Data entries:
--------------------
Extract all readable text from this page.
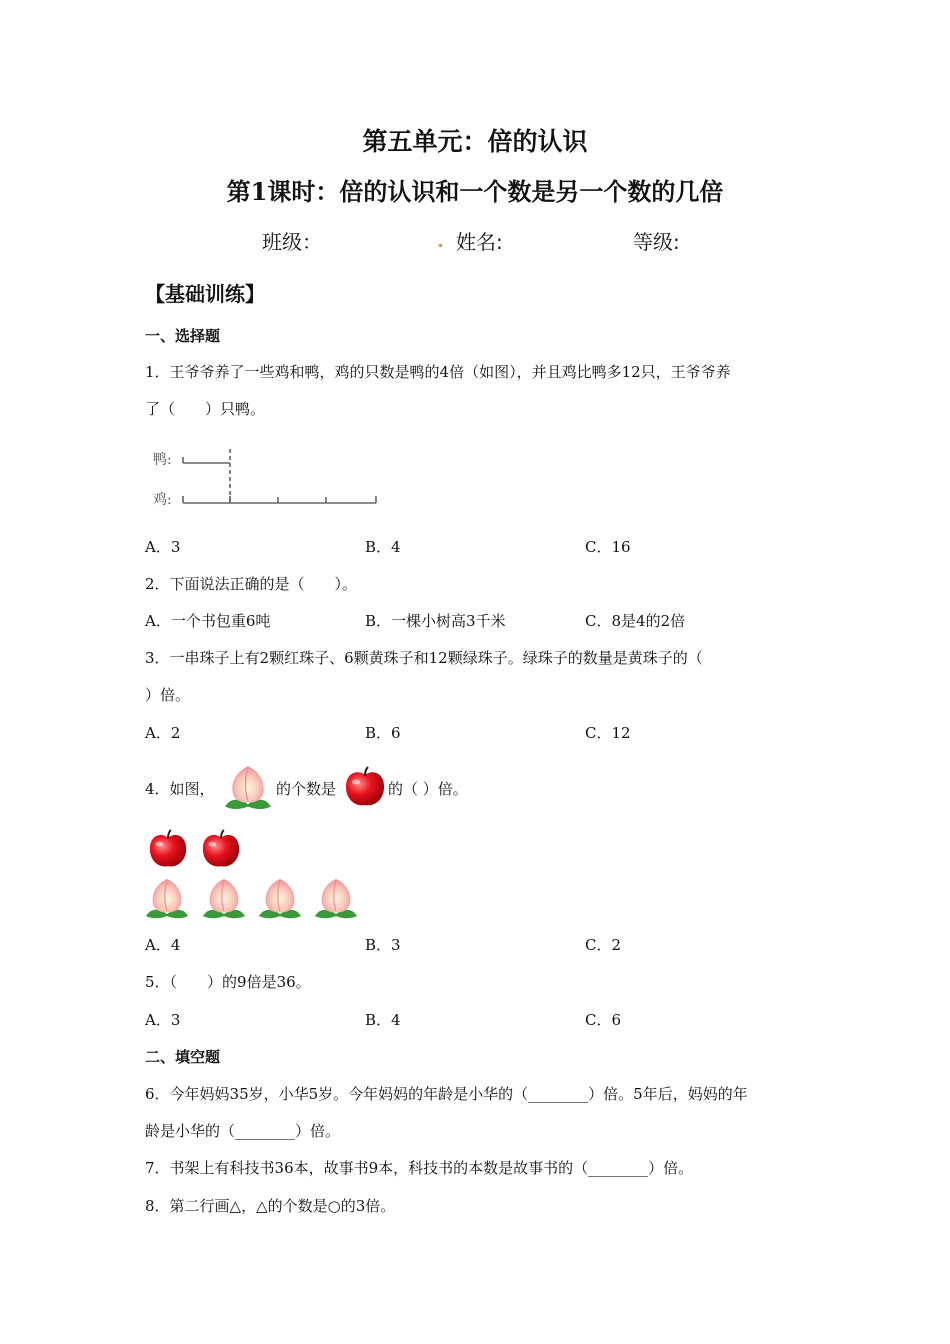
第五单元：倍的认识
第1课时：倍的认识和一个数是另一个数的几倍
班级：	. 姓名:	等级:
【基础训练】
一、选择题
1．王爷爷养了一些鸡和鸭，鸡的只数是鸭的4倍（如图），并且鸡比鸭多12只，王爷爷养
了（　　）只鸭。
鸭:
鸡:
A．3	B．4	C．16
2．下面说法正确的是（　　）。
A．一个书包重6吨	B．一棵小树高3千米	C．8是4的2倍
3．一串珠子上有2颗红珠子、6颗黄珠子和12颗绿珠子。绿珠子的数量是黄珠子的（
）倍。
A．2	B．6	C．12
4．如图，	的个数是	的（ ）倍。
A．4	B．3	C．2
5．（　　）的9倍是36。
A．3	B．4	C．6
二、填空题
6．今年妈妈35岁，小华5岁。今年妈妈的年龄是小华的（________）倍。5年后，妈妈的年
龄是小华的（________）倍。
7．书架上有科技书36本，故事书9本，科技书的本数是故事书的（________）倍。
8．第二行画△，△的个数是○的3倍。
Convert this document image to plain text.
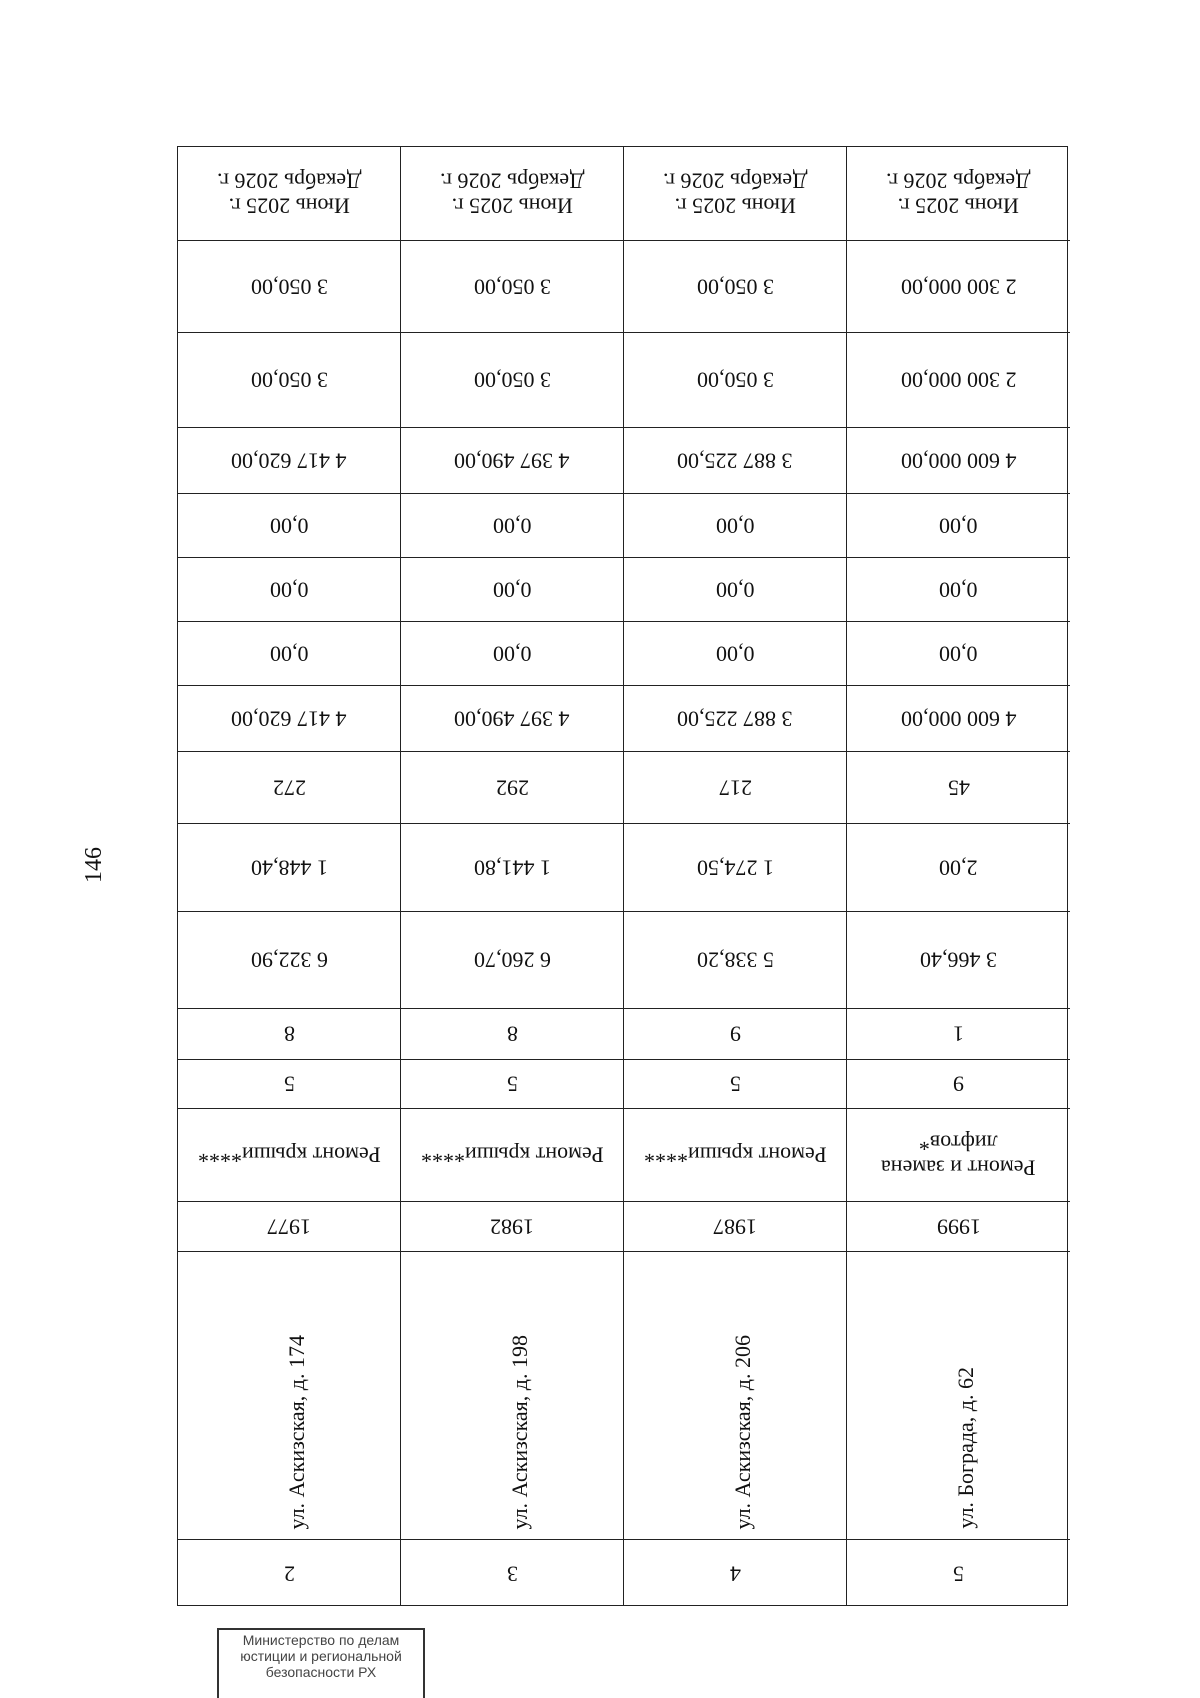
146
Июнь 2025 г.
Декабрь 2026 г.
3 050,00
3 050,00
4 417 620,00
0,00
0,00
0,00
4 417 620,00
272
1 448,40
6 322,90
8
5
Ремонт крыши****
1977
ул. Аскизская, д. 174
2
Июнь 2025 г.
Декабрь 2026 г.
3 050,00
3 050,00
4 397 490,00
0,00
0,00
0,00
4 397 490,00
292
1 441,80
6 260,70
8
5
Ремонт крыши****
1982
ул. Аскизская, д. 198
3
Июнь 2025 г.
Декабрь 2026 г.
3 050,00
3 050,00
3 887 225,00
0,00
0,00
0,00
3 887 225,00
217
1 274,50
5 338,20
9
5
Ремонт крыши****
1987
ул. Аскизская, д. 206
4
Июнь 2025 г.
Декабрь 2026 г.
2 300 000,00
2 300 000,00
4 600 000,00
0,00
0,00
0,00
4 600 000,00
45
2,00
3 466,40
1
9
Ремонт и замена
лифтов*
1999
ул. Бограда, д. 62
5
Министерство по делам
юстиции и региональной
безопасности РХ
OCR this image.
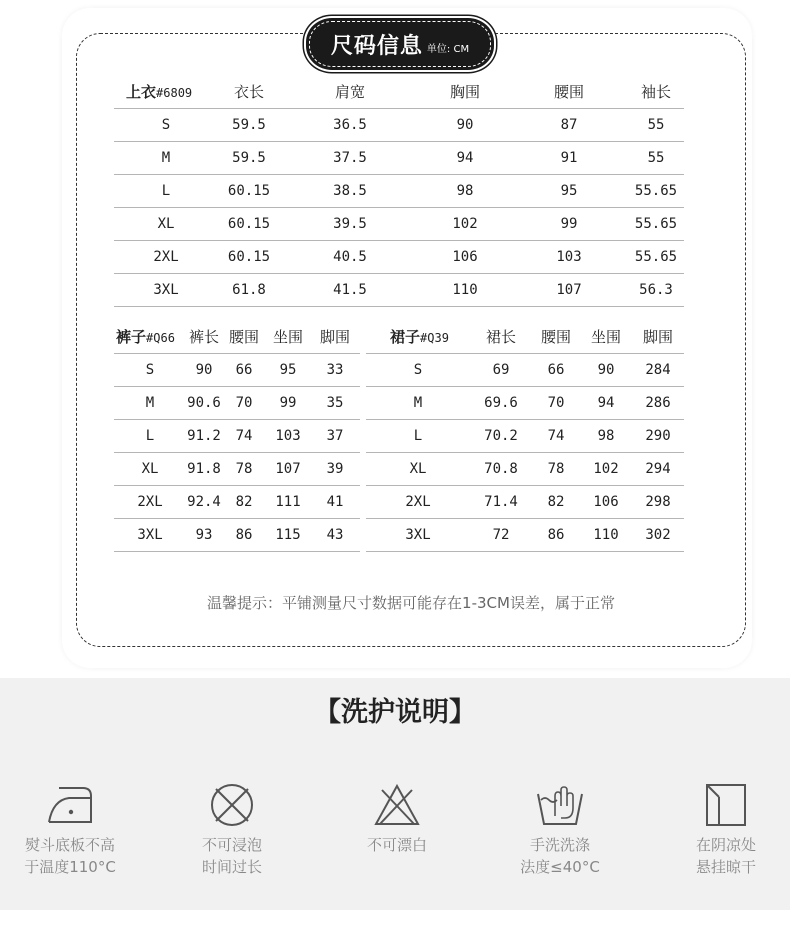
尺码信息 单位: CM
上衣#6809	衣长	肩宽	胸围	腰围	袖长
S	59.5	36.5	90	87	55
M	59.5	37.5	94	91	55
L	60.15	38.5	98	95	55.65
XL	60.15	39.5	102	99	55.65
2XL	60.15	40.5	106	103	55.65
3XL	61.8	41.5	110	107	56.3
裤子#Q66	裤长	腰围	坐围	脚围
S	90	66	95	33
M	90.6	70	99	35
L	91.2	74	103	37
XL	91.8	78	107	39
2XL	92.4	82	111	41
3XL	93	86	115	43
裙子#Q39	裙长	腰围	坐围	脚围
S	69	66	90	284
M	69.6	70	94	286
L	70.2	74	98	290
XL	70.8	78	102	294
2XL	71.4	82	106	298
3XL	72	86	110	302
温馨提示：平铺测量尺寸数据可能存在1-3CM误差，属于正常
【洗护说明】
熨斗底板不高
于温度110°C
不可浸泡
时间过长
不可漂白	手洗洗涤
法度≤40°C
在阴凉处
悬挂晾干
--------------------
Challenge: Quote every record above exactly, omitting any pictures they contain.

Solution to the exercise:
Extract all readable text from this page.
第五单元：倍的认识
第1课时：倍的认识和一个数是另一个数的几倍
班级：	. 姓名:	等级:
【基础训练】
一、选择题
1．王爷爷养了一些鸡和鸭，鸡的只数是鸭的4倍（如图），并且鸡比鸭多12只，王爷爷养
了（　　）只鸭。
鸭:
鸡:
A．3	B．4	C．16
2．下面说法正确的是（　　）。
A．一个书包重6吨	B．一棵小树高3千米	C．8是4的2倍
3．一串珠子上有2颗红珠子、6颗黄珠子和12颗绿珠子。绿珠子的数量是黄珠子的（
）倍。
A．2	B．6	C．12
4．如图，	的个数是	的（ ）倍。
A．4	B．3	C．2
5．（　　）的9倍是36。
A．3	B．4	C．6
二、填空题
6．今年妈妈35岁，小华5岁。今年妈妈的年龄是小华的（________）倍。5年后，妈妈的年
龄是小华的（________）倍。
7．书架上有科技书36本，故事书9本，科技书的本数是故事书的（________）倍。
8．第二行画△，△的个数是○的3倍。
Convert this document image to plain text.
146
Июнь 2025 г.
Декабрь 2026 г.
3 050,00
3 050,00
4 417 620,00
0,00
0,00
0,00
4 417 620,00
272
1 448,40
6 322,90
8
5
Ремонт крыши****
1977
ул. Аскизская, д. 174
2
Июнь 2025 г.
Декабрь 2026 г.
3 050,00
3 050,00
4 397 490,00
0,00
0,00
0,00
4 397 490,00
292
1 441,80
6 260,70
8
5
Ремонт крыши****
1982
ул. Аскизская, д. 198
3
Июнь 2025 г.
Декабрь 2026 г.
3 050,00
3 050,00
3 887 225,00
0,00
0,00
0,00
3 887 225,00
217
1 274,50
5 338,20
9
5
Ремонт крыши****
1987
ул. Аскизская, д. 206
4
Июнь 2025 г.
Декабрь 2026 г.
2 300 000,00
2 300 000,00
4 600 000,00
0,00
0,00
0,00
4 600 000,00
45
2,00
3 466,40
1
9
Ремонт и замена
лифтов*
1999
ул. Бограда, д. 62
5
Министерство по делам
юстиции и региональной
безопасности РХ
OCR this image.
尺码信息 单位: CM
上衣#6809	衣长	肩宽	胸围	腰围	袖长
S	59.5	36.5	90	87	55
M	59.5	37.5	94	91	55
L	60.15	38.5	98	95	55.65
XL	60.15	39.5	102	99	55.65
2XL	60.15	40.5	106	103	55.65
3XL	61.8	41.5	110	107	56.3
裤子#Q66	裤长	腰围	坐围	脚围
S	90	66	95	33
M	90.6	70	99	35
L	91.2	74	103	37
XL	91.8	78	107	39
2XL	92.4	82	111	41
3XL	93	86	115	43
裙子#Q39	裙长	腰围	坐围	脚围
S	69	66	90	284
M	69.6	70	94	286
L	70.2	74	98	290
XL	70.8	78	102	294
2XL	71.4	82	106	298
3XL	72	86	110	302
温馨提示：平铺测量尺寸数据可能存在1-3CM误差，属于正常
【洗护说明】
熨斗底板不高
于温度110°C
不可浸泡
时间过长
不可漂白	手洗洗涤
法度≤40°C
在阴凉处
悬挂晾干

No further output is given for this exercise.